* EXERCISE AIM
Using the data below, copy each line that includes the word "исполнитель".

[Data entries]
--------------------------------

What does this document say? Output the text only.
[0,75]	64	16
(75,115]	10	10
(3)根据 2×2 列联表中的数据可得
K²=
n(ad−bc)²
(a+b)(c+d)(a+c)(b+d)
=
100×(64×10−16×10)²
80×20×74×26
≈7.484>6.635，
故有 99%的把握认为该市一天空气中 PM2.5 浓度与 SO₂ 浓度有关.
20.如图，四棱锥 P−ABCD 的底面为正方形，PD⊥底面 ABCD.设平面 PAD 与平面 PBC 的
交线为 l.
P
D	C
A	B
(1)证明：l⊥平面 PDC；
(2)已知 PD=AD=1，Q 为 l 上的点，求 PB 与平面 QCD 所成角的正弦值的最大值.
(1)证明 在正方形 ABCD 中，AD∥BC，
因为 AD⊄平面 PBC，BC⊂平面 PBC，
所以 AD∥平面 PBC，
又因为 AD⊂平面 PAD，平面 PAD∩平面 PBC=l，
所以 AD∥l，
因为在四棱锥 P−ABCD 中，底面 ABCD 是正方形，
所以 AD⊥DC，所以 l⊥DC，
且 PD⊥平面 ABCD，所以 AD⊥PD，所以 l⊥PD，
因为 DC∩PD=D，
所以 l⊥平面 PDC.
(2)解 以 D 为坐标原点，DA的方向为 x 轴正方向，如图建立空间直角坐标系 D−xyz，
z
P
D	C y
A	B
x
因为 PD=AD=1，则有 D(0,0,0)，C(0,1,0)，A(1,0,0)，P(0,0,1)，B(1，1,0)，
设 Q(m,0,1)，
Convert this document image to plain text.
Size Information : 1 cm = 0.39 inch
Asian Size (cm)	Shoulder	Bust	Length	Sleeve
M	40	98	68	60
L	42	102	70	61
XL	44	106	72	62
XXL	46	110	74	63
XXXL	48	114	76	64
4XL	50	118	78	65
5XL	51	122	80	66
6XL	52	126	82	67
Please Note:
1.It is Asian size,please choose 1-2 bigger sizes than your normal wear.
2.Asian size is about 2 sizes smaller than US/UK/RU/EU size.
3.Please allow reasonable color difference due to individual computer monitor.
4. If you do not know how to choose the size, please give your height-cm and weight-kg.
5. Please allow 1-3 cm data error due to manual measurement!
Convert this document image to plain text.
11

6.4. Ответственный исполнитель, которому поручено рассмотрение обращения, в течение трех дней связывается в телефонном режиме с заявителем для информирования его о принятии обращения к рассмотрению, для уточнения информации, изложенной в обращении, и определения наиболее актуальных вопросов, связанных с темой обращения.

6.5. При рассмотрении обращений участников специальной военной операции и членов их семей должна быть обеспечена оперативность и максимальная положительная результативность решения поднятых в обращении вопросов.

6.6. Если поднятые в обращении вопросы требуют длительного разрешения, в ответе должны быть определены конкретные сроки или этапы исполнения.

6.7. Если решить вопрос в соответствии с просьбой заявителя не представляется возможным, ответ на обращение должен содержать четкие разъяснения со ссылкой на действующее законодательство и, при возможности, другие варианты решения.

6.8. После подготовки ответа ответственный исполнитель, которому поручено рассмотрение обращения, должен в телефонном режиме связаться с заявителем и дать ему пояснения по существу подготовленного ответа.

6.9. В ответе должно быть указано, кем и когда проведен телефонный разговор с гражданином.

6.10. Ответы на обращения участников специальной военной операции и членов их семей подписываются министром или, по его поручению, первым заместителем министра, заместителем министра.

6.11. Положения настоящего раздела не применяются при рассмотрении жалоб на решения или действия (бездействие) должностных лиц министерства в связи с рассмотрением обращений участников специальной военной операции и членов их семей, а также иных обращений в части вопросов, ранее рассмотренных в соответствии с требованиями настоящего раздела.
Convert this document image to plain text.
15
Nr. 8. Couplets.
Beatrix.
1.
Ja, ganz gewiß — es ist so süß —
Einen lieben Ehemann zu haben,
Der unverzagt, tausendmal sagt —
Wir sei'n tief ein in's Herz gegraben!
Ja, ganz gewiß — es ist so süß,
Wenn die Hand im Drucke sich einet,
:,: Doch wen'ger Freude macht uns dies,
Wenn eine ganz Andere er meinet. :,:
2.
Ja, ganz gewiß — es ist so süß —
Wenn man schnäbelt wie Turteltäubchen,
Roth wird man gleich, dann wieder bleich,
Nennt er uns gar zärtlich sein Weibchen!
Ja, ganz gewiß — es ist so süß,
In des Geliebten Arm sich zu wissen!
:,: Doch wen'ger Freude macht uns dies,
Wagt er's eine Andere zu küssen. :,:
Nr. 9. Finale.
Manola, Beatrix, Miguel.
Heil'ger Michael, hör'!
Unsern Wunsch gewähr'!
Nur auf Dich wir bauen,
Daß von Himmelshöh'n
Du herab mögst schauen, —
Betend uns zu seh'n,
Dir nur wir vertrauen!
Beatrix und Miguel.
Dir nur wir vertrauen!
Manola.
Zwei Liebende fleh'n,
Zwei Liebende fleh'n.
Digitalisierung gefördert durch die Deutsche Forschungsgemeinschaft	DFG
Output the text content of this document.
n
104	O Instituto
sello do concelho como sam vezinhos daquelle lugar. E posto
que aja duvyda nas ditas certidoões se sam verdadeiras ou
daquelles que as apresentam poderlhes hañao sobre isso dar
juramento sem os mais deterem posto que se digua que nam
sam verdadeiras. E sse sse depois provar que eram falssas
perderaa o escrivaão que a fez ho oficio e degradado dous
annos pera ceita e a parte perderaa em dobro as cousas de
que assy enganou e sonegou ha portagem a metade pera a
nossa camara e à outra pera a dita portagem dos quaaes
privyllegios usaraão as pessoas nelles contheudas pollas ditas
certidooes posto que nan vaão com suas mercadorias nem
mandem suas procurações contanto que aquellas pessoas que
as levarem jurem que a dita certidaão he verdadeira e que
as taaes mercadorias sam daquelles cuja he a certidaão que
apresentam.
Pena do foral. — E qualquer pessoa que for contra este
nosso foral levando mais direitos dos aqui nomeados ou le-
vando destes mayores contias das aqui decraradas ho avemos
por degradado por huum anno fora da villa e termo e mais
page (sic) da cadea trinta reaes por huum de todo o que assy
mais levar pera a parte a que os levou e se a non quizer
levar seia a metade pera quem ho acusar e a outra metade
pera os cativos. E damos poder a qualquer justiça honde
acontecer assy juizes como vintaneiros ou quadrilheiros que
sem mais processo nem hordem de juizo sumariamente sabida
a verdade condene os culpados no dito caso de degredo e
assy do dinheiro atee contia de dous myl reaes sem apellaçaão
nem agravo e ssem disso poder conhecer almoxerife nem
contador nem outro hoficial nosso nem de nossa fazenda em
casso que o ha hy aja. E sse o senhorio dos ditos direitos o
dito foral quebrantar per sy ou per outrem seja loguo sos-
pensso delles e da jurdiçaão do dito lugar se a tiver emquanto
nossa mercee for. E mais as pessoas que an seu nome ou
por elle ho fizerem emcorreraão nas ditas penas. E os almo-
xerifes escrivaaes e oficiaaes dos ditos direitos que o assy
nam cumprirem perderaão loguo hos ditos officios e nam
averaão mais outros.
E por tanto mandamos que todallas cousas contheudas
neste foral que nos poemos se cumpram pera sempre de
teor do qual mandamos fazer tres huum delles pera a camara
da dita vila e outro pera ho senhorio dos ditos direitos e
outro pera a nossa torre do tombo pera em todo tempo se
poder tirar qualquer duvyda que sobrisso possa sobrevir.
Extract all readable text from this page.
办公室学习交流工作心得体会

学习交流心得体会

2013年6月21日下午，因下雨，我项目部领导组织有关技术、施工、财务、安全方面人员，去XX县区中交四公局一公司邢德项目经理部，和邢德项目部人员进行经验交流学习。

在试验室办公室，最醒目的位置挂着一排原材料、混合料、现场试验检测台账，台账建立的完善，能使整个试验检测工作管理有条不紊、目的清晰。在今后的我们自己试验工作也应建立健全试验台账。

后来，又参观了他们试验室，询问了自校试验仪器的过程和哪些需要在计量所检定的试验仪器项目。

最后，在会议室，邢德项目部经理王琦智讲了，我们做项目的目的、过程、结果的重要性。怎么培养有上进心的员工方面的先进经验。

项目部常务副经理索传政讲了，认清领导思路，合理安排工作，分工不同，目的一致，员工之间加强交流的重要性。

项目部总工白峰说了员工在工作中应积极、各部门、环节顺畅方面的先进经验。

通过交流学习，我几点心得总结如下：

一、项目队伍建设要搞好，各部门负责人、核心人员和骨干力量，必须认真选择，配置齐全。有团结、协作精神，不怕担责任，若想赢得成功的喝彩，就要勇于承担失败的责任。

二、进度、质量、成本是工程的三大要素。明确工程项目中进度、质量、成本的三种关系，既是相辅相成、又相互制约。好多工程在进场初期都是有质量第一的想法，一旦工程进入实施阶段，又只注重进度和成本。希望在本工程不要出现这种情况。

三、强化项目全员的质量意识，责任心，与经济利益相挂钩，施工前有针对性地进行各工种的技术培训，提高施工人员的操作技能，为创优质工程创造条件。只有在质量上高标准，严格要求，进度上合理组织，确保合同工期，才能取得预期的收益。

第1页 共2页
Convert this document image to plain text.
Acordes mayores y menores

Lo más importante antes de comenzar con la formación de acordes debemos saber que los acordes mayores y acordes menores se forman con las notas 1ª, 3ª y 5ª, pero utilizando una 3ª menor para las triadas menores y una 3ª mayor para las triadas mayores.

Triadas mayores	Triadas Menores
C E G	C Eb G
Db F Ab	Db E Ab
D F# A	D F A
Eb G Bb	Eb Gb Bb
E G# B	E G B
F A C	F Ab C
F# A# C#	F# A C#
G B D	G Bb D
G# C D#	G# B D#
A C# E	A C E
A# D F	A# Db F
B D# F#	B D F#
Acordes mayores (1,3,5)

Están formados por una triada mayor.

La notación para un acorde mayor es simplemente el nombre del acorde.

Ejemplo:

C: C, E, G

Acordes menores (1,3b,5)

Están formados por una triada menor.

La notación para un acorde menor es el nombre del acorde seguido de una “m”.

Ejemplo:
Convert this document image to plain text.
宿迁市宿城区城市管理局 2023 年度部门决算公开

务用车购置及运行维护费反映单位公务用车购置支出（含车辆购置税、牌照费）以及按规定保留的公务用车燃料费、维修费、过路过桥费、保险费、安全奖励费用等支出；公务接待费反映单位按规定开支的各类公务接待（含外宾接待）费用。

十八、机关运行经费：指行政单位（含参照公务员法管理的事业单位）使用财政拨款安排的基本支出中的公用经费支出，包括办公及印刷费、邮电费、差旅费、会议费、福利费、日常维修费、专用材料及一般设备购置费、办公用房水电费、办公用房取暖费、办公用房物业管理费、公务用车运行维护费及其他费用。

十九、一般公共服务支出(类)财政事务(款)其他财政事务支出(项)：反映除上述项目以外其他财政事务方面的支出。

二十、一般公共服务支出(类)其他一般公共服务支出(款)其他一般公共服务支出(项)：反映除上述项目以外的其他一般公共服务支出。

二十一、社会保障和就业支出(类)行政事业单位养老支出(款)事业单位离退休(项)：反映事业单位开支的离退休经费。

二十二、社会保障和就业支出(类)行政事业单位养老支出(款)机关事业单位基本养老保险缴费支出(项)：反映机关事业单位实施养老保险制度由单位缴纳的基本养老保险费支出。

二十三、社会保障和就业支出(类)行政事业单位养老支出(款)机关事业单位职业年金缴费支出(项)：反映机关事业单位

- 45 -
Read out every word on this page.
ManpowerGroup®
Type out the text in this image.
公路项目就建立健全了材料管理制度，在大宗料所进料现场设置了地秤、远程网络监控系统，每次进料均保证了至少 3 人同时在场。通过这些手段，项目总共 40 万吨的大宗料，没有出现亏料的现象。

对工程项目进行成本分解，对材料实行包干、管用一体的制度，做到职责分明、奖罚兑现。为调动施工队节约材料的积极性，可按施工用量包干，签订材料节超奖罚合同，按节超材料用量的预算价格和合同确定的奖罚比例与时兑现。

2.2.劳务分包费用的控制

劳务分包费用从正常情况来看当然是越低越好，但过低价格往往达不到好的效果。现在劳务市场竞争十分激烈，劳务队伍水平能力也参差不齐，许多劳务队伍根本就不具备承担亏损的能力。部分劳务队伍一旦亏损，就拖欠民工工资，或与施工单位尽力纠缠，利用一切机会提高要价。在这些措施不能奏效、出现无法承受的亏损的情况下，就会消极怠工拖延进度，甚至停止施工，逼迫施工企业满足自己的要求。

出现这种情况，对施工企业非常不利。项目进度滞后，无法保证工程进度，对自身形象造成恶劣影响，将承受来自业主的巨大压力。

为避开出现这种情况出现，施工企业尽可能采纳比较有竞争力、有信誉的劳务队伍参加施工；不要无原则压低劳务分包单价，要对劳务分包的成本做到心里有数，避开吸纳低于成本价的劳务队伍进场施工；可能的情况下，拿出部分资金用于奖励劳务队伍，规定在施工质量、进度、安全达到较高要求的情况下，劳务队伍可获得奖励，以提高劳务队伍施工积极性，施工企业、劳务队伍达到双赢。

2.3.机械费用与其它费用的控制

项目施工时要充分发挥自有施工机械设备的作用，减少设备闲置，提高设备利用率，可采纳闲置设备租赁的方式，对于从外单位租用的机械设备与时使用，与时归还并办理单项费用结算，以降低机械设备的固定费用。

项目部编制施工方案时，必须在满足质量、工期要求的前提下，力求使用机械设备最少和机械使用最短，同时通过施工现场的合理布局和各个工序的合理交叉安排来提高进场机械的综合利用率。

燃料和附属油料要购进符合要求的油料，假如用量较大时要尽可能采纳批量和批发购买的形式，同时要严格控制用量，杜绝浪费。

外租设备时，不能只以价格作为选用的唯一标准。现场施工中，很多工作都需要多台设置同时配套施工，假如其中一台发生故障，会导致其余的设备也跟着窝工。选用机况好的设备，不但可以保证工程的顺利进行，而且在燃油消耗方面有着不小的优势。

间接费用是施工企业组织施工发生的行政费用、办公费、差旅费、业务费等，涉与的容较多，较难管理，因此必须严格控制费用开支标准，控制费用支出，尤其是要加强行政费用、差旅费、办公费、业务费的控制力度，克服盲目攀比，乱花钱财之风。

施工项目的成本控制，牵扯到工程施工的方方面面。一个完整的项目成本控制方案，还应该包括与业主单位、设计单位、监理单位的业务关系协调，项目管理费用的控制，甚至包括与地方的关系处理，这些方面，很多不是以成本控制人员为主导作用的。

--------------------------------

* ANSWER TO THE TASK
6.4. Ответственный исполнитель, которому поручено рассмотрение обращения, в течение трех дней связывается в телефонном режиме с заявителем для информирования его о принятии обращения к рассмотрению, для уточнения информации, изложенной в обращении, и определения наиболее актуальных вопросов, связанных с темой обращения.
6.8. После подготовки ответа ответственный исполнитель, которому поручено рассмотрение обращения, должен в телефонном режиме связаться с заявителем и дать ему пояснения по существу подготовленного ответа.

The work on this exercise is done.